▸ EXERCISE INSTRUCTIONS
Each entry must appear again exactly as it does in the source.

Items from a data source:
------------------------------------------------------------

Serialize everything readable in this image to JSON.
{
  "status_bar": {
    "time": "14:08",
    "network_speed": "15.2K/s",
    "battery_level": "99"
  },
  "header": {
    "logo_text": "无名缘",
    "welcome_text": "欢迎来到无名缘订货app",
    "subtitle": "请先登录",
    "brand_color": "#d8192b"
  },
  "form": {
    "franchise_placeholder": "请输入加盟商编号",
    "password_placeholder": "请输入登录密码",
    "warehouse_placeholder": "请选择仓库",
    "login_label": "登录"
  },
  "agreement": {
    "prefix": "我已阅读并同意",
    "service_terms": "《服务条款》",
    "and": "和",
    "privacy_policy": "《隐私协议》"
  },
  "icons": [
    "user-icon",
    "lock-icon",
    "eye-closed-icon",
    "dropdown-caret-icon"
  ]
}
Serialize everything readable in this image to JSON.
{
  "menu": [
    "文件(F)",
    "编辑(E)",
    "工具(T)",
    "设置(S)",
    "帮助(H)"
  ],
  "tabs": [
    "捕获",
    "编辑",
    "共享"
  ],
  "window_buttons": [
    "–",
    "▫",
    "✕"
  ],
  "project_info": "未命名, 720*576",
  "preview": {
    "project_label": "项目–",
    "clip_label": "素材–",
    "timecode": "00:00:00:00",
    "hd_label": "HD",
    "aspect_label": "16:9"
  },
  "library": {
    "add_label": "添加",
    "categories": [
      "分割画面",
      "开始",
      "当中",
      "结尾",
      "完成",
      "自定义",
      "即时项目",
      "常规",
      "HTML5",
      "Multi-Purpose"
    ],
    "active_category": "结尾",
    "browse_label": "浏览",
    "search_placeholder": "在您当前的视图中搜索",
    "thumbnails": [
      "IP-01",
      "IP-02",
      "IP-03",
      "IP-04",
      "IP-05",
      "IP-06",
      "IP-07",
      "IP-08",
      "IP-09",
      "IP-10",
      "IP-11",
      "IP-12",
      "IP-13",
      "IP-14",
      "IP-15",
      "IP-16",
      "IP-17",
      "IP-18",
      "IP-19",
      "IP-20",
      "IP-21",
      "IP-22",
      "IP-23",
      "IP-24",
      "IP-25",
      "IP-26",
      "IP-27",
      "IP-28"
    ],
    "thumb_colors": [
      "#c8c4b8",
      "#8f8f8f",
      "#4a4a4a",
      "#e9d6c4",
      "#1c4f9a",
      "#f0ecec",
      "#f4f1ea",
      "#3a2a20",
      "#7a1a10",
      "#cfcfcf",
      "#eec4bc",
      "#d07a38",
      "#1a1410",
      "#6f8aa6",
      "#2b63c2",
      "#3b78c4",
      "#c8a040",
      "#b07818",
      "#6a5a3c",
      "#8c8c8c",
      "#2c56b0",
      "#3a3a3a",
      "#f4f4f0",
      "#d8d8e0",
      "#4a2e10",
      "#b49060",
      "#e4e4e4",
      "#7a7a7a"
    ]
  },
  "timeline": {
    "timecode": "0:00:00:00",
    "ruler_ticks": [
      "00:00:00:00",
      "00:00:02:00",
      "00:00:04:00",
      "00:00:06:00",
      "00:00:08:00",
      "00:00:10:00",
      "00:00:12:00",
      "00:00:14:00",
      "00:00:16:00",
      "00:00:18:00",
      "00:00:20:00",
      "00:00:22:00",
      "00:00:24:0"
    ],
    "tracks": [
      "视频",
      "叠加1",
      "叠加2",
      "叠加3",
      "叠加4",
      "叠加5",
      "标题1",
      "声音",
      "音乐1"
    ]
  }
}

------------------------------------------------------------

▸ ANSWER
Serialize everything readable in this image to JSON.
{
  "status_bar": {
    "time": "14:08",
    "network_speed": "15.2K/s",
    "battery_level": "99"
  },
  "header": {
    "logo_text": "无名缘",
    "welcome_text": "欢迎来到无名缘订货app",
    "subtitle": "请先登录",
    "brand_color": "#d8192b"
  },
  "form": {
    "franchise_placeholder": "请输入加盟商编号",
    "password_placeholder": "请输入登录密码",
    "warehouse_placeholder": "请选择仓库",
    "login_label": "登录"
  },
  "agreement": {
    "prefix": "我已阅读并同意",
    "service_terms": "《服务条款》",
    "and": "和",
    "privacy_policy": "《隐私协议》"
  },
  "icons": [
    "user-icon",
    "lock-icon",
    "eye-closed-icon",
    "dropdown-caret-icon"
  ]
}
Serialize everything readable in this image to JSON.
{
  "menu": [
    "文件(F)",
    "编辑(E)",
    "工具(T)",
    "设置(S)",
    "帮助(H)"
  ],
  "tabs": [
    "捕获",
    "编辑",
    "共享"
  ],
  "window_buttons": [
    "–",
    "▫",
    "✕"
  ],
  "project_info": "未命名, 720*576",
  "preview": {
    "project_label": "项目–",
    "clip_label": "素材–",
    "timecode": "00:00:00:00",
    "hd_label": "HD",
    "aspect_label": "16:9"
  },
  "library": {
    "add_label": "添加",
    "categories": [
      "分割画面",
      "开始",
      "当中",
      "结尾",
      "完成",
      "自定义",
      "即时项目",
      "常规",
      "HTML5",
      "Multi-Purpose"
    ],
    "active_category": "结尾",
    "browse_label": "浏览",
    "search_placeholder": "在您当前的视图中搜索",
    "thumbnails": [
      "IP-01",
      "IP-02",
      "IP-03",
      "IP-04",
      "IP-05",
      "IP-06",
      "IP-07",
      "IP-08",
      "IP-09",
      "IP-10",
      "IP-11",
      "IP-12",
      "IP-13",
      "IP-14",
      "IP-15",
      "IP-16",
      "IP-17",
      "IP-18",
      "IP-19",
      "IP-20",
      "IP-21",
      "IP-22",
      "IP-23",
      "IP-24",
      "IP-25",
      "IP-26",
      "IP-27",
      "IP-28"
    ],
    "thumb_colors": [
      "#c8c4b8",
      "#8f8f8f",
      "#4a4a4a",
      "#e9d6c4",
      "#1c4f9a",
      "#f0ecec",
      "#f4f1ea",
      "#3a2a20",
      "#7a1a10",
      "#cfcfcf",
      "#eec4bc",
      "#d07a38",
      "#1a1410",
      "#6f8aa6",
      "#2b63c2",
      "#3b78c4",
      "#c8a040",
      "#b07818",
      "#6a5a3c",
      "#8c8c8c",
      "#2c56b0",
      "#3a3a3a",
      "#f4f4f0",
      "#d8d8e0",
      "#4a2e10",
      "#b49060",
      "#e4e4e4",
      "#7a7a7a"
    ]
  },
  "timeline": {
    "timecode": "0:00:00:00",
    "ruler_ticks": [
      "00:00:00:00",
      "00:00:02:00",
      "00:00:04:00",
      "00:00:06:00",
      "00:00:08:00",
      "00:00:10:00",
      "00:00:12:00",
      "00:00:14:00",
      "00:00:16:00",
      "00:00:18:00",
      "00:00:20:00",
      "00:00:22:00",
      "00:00:24:0"
    ],
    "tracks": [
      "视频",
      "叠加1",
      "叠加2",
      "叠加3",
      "叠加4",
      "叠加5",
      "标题1",
      "声音",
      "音乐1"
    ]
  }
}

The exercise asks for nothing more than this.